----- RECORDS TO PROCESS

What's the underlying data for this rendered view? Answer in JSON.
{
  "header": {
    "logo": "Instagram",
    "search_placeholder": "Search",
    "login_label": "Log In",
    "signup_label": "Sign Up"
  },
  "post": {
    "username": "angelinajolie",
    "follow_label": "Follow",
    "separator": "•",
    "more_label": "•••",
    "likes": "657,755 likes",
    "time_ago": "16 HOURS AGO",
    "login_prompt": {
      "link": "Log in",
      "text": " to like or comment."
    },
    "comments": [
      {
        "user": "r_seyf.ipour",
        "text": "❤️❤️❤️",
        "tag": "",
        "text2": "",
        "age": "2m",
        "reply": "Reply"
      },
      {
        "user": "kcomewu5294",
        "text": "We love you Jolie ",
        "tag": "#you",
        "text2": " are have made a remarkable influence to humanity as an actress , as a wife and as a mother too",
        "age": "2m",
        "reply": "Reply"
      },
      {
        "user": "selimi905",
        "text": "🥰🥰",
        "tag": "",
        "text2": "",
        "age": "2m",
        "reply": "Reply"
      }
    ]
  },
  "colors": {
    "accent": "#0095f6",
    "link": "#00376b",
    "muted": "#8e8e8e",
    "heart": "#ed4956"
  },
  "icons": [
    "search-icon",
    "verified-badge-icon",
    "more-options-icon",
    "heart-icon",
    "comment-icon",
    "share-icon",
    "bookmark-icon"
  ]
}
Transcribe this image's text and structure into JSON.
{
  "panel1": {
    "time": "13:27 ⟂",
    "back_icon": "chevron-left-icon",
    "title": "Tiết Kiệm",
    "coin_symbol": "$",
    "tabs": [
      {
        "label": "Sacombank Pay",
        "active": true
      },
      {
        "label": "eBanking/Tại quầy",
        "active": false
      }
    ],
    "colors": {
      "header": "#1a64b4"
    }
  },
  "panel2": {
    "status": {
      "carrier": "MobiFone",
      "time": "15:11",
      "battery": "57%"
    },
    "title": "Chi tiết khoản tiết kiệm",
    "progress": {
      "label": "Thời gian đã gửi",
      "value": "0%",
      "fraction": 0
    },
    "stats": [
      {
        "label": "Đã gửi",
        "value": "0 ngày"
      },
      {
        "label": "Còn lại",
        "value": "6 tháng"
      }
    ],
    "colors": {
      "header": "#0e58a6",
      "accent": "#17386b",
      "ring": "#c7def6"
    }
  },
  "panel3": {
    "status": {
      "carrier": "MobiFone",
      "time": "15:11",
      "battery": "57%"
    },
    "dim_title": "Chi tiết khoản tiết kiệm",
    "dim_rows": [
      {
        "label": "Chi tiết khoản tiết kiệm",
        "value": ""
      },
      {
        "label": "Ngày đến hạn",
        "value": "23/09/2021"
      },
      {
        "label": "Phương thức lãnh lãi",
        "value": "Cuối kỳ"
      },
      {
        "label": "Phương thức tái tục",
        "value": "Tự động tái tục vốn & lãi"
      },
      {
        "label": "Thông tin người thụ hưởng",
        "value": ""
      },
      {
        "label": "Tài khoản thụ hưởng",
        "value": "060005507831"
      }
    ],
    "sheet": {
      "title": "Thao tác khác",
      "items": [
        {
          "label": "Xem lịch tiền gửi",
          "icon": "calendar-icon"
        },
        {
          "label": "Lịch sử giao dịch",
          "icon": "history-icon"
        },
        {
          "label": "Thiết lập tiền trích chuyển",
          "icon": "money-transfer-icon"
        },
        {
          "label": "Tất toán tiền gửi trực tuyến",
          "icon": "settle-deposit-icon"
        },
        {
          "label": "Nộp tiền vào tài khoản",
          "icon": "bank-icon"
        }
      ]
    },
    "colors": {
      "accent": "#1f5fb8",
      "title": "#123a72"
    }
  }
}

----------

PROMPT: Extract every line above that contains the word "Phương".

ANSWER BELOW:
        "label": "Phương thức lãnh lãi",
        "label": "Phương thức tái tục",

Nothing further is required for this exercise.